Quote every line below exactly as it reads.

PROVIDED DATA:
· · · ·

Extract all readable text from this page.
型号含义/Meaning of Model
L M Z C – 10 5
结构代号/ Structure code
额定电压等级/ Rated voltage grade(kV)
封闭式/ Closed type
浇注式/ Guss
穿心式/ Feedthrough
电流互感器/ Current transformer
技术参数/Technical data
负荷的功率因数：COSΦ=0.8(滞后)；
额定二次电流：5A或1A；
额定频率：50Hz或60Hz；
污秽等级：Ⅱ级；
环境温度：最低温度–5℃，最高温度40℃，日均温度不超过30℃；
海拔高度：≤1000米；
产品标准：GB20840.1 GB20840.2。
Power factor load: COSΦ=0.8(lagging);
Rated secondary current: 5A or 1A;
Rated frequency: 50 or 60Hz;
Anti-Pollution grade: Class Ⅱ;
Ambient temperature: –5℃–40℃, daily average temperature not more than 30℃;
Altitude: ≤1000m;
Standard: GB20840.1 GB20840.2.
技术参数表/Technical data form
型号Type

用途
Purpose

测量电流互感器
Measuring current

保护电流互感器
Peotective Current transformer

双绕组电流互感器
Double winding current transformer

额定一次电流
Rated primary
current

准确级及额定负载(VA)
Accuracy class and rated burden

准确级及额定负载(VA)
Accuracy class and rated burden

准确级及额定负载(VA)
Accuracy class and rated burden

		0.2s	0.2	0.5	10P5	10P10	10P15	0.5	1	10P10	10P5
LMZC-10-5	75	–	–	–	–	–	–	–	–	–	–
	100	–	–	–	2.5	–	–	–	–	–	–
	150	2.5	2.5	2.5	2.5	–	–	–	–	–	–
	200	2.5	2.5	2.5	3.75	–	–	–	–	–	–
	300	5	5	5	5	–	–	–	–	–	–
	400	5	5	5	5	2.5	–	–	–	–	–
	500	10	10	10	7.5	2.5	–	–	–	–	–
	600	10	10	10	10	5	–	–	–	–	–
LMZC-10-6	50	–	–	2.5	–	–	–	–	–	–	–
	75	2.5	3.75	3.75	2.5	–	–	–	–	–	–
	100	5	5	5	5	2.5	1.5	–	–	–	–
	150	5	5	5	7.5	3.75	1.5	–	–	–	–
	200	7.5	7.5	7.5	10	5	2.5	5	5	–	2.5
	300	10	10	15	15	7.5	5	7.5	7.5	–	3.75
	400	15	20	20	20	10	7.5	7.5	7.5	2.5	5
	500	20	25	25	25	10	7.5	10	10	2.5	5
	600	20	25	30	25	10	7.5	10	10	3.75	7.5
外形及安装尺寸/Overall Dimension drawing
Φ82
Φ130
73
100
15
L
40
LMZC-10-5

· · · ·

COMPLETE RESPONSE:
Extract all readable text from this page.
型号含义/Meaning of Model
L M Z C – 10 5
结构代号/ Structure code
额定电压等级/ Rated voltage grade(kV)
封闭式/ Closed type
浇注式/ Guss
穿心式/ Feedthrough
电流互感器/ Current transformer
技术参数/Technical data
负荷的功率因数：COSΦ=0.8(滞后)；
额定二次电流：5A或1A；
额定频率：50Hz或60Hz；
污秽等级：Ⅱ级；
环境温度：最低温度–5℃，最高温度40℃，日均温度不超过30℃；
海拔高度：≤1000米；
产品标准：GB20840.1 GB20840.2。
Power factor load: COSΦ=0.8(lagging);
Rated secondary current: 5A or 1A;
Rated frequency: 50 or 60Hz;
Anti-Pollution grade: Class Ⅱ;
Ambient temperature: –5℃–40℃, daily average temperature not more than 30℃;
Altitude: ≤1000m;
Standard: GB20840.1 GB20840.2.
技术参数表/Technical data form
型号Type

用途
Purpose

测量电流互感器
Measuring current

保护电流互感器
Peotective Current transformer

双绕组电流互感器
Double winding current transformer

额定一次电流
Rated primary
current

准确级及额定负载(VA)
Accuracy class and rated burden

准确级及额定负载(VA)
Accuracy class and rated burden

准确级及额定负载(VA)
Accuracy class and rated burden

		0.2s	0.2	0.5	10P5	10P10	10P15	0.5	1	10P10	10P5
LMZC-10-5	75	–	–	–	–	–	–	–	–	–	–
	100	–	–	–	2.5	–	–	–	–	–	–
	150	2.5	2.5	2.5	2.5	–	–	–	–	–	–
	200	2.5	2.5	2.5	3.75	–	–	–	–	–	–
	300	5	5	5	5	–	–	–	–	–	–
	400	5	5	5	5	2.5	–	–	–	–	–
	500	10	10	10	7.5	2.5	–	–	–	–	–
	600	10	10	10	10	5	–	–	–	–	–
LMZC-10-6	50	–	–	2.5	–	–	–	–	–	–	–
	75	2.5	3.75	3.75	2.5	–	–	–	–	–	–
	100	5	5	5	5	2.5	1.5	–	–	–	–
	150	5	5	5	7.5	3.75	1.5	–	–	–	–
	200	7.5	7.5	7.5	10	5	2.5	5	5	–	2.5
	300	10	10	15	15	7.5	5	7.5	7.5	–	3.75
	400	15	20	20	20	10	7.5	7.5	7.5	2.5	5
	500	20	25	25	25	10	7.5	10	10	2.5	5
	600	20	25	30	25	10	7.5	10	10	3.75	7.5
外形及安装尺寸/Overall Dimension drawing
Φ82
Φ130
73
100
15
L
40
LMZC-10-5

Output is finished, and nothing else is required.